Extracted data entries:
+ + + + +

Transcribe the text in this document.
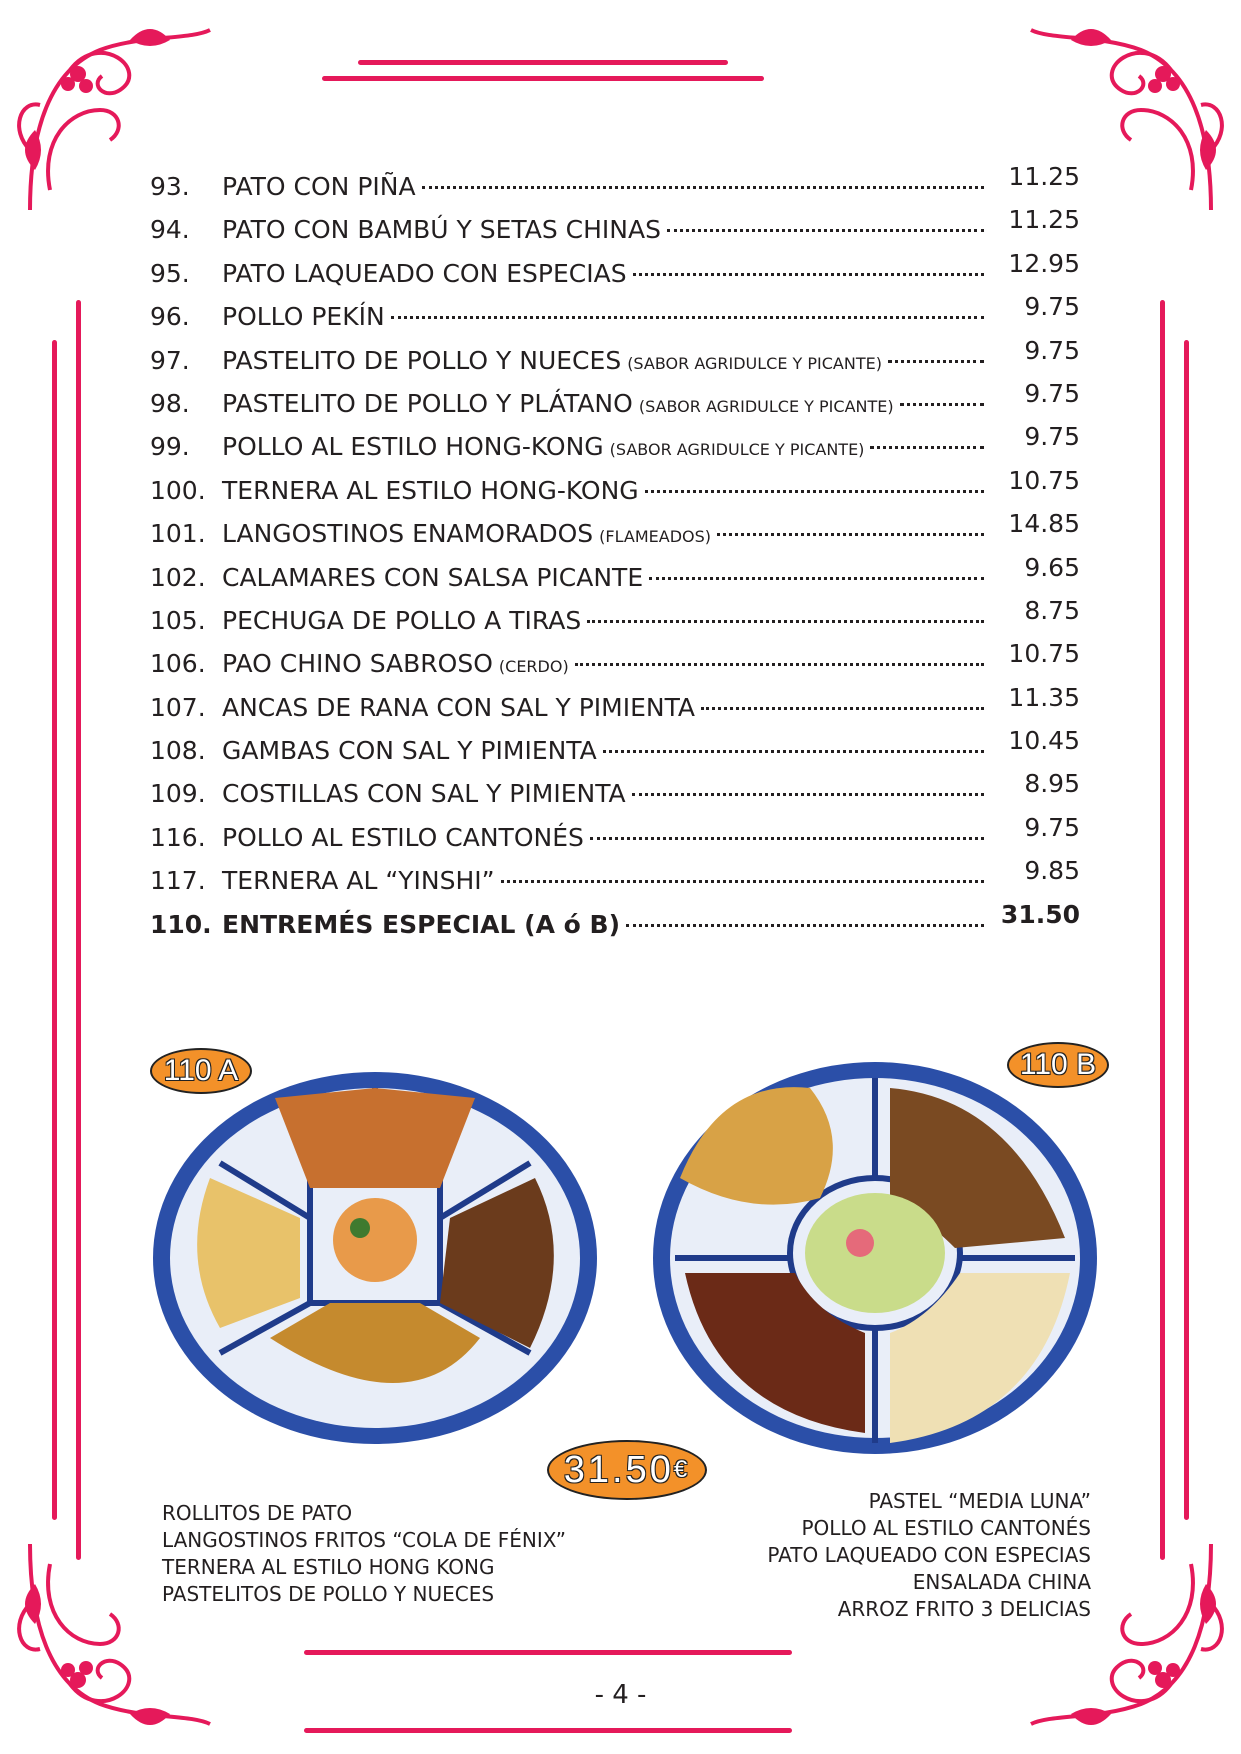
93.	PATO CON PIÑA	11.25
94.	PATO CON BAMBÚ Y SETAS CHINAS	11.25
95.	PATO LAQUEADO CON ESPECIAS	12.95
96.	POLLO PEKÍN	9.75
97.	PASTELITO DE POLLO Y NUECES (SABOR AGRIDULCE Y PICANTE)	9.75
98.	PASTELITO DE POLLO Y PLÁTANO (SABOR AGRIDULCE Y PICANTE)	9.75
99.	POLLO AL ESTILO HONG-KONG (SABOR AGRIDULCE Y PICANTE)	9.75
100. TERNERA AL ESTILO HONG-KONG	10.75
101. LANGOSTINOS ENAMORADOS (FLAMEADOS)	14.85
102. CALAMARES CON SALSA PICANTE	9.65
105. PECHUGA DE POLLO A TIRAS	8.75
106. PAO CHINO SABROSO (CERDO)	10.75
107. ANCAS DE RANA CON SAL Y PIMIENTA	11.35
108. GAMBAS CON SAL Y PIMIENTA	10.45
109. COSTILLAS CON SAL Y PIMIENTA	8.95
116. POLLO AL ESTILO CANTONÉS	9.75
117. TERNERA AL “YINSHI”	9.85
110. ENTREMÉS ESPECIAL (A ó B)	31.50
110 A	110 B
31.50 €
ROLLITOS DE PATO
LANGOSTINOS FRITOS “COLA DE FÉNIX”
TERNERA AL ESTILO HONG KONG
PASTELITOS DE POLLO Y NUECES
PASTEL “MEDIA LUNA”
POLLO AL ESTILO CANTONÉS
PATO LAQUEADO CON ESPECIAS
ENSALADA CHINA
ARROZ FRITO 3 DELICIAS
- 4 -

+ + + + +

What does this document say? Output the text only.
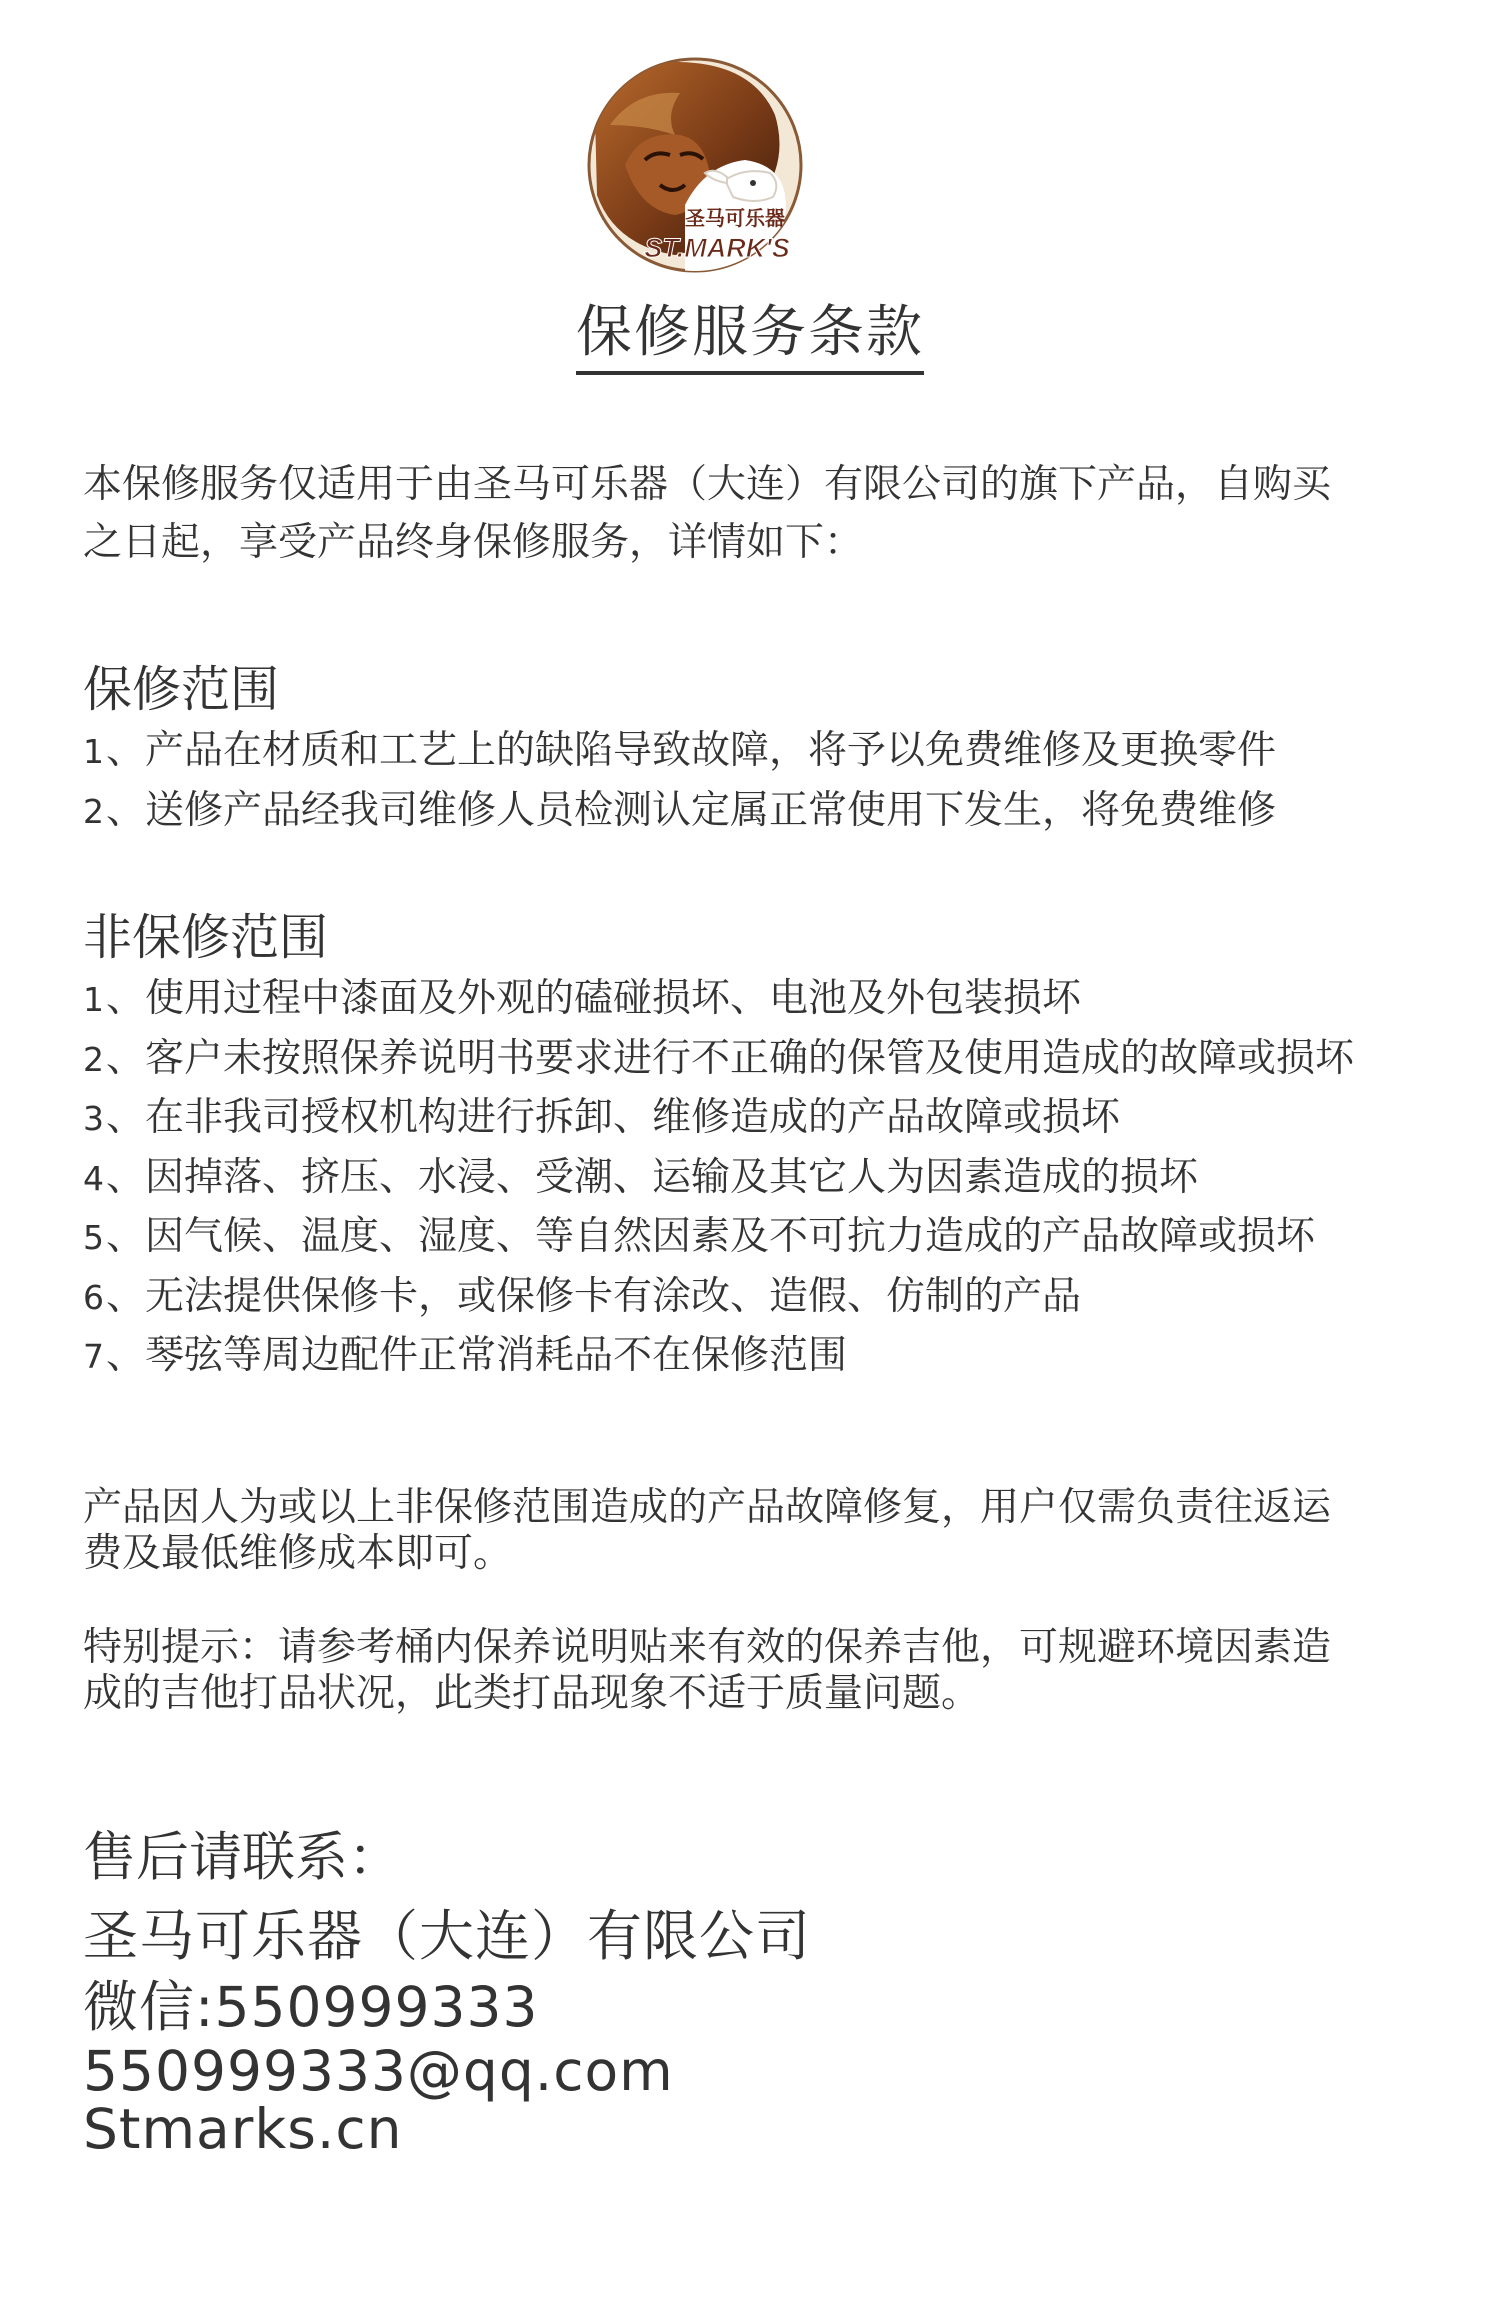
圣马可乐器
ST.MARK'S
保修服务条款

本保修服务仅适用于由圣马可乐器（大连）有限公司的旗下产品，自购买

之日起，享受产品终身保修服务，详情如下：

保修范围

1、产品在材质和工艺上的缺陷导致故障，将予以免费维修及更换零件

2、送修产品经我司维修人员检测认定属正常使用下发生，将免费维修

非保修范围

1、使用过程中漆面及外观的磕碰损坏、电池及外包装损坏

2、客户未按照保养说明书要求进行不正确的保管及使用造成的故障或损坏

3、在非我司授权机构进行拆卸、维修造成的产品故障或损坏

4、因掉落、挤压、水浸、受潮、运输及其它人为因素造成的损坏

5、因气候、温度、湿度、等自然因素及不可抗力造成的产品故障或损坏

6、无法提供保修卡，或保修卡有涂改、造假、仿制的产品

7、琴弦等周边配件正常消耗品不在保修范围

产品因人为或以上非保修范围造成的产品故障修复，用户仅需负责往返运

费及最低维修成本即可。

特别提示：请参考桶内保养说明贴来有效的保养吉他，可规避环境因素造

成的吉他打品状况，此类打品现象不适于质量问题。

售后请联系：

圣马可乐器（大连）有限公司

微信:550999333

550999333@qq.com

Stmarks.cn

+ + + + +

Copy out each line of the material that holds the word "CANTONÉS".

▸ **Solution for this exercise**
116. POLLO AL ESTILO CANTONÉS	9.75
POLLO AL ESTILO CANTONÉS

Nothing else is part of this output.